[Stored entries]
┄┄┄┄┄┄

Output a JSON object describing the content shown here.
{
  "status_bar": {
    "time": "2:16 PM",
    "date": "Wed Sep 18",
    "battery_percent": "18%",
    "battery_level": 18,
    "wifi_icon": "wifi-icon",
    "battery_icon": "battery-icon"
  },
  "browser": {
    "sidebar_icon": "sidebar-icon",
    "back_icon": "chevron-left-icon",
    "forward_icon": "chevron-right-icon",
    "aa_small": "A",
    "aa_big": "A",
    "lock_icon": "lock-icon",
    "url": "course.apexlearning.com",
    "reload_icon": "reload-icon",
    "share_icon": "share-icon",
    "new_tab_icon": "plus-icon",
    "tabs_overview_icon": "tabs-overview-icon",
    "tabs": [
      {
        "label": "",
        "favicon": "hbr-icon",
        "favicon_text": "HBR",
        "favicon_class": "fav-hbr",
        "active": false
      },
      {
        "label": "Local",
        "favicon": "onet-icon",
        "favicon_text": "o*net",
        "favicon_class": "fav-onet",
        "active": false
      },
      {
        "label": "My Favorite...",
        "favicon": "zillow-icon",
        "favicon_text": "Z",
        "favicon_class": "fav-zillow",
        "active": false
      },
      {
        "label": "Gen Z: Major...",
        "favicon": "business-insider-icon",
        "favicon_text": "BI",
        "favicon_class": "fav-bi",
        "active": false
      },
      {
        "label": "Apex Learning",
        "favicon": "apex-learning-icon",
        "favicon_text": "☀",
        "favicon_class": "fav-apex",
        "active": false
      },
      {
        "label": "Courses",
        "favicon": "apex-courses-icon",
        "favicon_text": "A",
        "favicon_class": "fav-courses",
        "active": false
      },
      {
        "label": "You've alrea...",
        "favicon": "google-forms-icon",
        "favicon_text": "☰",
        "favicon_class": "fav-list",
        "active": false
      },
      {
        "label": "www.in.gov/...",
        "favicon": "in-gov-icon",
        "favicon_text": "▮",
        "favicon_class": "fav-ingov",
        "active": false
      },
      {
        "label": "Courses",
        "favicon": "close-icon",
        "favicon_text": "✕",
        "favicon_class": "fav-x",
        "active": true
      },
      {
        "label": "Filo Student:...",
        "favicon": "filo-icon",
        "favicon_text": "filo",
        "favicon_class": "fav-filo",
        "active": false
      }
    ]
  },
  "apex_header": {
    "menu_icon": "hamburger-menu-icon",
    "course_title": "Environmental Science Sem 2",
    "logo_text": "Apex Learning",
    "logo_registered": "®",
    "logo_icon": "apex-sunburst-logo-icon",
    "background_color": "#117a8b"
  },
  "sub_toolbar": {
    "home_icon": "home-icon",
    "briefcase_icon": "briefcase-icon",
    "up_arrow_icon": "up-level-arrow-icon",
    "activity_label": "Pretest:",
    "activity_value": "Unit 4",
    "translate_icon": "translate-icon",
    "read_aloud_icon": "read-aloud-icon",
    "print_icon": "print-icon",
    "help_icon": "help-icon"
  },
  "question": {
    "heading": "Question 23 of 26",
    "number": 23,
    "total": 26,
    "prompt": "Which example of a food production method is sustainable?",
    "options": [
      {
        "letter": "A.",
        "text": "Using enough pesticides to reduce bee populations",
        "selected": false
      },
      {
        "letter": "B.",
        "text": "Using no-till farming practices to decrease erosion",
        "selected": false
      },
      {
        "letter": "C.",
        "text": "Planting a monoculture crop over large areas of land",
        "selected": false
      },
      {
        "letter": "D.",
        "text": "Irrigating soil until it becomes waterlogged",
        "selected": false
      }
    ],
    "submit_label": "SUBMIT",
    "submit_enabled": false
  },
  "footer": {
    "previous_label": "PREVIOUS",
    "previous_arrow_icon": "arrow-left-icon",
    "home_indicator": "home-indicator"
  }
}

┄┄┄┄┄┄

Required work
Where a line in the material above holds "tabs", copy that line.

Written answer
    "tabs_overview_icon": "tabs-overview-icon",
    "tabs": [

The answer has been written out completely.